Stored data entries
:::::
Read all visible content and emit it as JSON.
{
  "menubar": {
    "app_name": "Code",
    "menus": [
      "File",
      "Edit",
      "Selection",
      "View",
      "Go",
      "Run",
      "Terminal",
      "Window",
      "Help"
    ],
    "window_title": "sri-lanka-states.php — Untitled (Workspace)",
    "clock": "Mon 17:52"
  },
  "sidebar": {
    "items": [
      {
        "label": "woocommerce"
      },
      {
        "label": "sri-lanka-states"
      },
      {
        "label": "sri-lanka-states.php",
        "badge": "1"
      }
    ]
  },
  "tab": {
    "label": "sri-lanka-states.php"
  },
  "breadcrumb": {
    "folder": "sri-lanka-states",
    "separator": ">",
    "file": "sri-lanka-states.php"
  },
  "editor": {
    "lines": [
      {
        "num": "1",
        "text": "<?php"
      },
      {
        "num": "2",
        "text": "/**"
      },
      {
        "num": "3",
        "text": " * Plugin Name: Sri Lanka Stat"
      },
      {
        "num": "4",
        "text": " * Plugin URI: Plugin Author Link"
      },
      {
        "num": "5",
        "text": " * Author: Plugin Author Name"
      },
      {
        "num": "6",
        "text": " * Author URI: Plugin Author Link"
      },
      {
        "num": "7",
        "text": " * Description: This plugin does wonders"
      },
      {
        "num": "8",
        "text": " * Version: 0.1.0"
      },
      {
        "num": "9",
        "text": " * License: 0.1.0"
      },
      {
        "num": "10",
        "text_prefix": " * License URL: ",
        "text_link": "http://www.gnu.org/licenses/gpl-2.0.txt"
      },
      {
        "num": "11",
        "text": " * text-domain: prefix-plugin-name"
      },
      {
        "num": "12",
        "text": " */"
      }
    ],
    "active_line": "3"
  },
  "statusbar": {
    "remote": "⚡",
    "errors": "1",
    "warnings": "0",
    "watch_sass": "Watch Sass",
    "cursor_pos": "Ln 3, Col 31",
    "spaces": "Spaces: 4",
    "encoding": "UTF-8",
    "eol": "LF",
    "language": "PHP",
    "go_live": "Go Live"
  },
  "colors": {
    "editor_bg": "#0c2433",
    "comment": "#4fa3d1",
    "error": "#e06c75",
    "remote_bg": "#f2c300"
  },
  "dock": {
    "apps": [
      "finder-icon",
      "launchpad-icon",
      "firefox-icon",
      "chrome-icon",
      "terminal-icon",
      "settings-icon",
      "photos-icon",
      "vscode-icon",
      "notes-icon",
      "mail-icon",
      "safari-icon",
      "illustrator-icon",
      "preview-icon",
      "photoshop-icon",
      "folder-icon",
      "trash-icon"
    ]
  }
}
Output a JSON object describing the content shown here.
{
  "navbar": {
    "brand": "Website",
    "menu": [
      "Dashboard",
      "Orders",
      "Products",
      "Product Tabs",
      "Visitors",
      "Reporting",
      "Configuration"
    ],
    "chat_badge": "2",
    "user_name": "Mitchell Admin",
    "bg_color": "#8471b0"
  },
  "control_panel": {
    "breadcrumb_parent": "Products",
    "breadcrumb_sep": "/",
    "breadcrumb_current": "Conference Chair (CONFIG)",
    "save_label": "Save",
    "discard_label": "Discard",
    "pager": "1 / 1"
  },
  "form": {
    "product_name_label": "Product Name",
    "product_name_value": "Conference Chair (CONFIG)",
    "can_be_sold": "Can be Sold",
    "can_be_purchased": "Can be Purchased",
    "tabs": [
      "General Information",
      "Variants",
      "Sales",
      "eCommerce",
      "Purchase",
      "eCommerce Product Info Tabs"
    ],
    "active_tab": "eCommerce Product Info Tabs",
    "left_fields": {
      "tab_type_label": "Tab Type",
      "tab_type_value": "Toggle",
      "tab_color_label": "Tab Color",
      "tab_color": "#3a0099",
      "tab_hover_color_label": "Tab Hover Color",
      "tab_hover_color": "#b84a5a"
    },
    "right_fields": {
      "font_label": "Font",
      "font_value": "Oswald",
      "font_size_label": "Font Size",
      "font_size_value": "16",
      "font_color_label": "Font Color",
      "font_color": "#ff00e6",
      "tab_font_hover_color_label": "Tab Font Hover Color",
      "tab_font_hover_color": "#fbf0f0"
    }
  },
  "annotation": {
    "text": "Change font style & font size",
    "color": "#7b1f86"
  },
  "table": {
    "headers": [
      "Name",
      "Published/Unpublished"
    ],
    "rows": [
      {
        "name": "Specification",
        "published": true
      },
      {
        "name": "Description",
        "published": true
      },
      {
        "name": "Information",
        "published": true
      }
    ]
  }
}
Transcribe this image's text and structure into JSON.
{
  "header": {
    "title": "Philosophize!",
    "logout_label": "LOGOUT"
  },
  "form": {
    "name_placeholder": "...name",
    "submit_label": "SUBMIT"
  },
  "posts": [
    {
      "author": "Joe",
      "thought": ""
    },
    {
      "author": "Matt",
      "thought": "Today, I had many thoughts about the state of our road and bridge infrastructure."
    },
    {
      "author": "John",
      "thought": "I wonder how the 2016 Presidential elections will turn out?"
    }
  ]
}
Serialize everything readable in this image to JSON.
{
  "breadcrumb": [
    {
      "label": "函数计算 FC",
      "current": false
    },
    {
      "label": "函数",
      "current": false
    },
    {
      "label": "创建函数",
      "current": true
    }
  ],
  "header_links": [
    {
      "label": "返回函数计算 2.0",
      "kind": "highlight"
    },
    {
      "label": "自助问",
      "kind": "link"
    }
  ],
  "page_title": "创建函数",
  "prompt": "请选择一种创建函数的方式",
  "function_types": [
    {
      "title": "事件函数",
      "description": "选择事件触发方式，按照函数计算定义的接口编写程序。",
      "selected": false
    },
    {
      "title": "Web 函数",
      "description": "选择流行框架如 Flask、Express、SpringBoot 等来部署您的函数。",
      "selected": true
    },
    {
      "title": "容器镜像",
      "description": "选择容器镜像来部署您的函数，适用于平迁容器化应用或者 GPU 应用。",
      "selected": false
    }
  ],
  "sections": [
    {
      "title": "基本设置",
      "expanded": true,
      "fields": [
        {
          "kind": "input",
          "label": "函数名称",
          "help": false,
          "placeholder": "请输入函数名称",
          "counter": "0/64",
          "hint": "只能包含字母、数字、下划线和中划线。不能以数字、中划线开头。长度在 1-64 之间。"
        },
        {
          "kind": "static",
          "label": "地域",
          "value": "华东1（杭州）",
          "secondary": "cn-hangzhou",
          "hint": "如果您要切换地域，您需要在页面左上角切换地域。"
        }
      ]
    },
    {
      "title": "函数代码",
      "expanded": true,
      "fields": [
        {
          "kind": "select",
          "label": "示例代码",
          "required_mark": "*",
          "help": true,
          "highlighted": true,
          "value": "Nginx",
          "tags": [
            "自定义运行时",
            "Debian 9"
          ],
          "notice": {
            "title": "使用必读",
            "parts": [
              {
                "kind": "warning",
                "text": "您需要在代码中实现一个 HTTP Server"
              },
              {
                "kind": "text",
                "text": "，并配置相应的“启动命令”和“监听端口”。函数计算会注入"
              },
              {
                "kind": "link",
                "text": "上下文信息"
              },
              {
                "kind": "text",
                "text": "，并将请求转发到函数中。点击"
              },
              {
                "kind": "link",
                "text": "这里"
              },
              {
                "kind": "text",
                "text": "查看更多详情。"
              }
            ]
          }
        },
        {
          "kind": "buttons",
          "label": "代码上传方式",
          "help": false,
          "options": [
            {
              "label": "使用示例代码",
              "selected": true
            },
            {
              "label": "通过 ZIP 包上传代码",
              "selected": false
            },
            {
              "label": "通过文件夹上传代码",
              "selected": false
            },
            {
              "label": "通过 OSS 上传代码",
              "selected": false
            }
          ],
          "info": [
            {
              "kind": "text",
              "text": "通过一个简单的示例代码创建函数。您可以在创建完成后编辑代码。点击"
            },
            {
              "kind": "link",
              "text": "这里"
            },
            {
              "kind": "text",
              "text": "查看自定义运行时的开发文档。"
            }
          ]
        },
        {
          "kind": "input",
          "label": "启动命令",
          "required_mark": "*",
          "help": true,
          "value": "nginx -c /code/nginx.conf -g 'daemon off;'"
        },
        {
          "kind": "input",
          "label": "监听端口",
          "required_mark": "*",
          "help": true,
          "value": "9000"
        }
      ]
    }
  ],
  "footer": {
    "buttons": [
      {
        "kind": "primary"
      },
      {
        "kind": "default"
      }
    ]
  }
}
:::::
## WRITTEN INSTRUCTION
Scan the material line by line and report each one that contains "Chair".

## EXERCISE ANSWER
    "breadcrumb_current": "Conference Chair (CONFIG)",
    "product_name_value": "Conference Chair (CONFIG)",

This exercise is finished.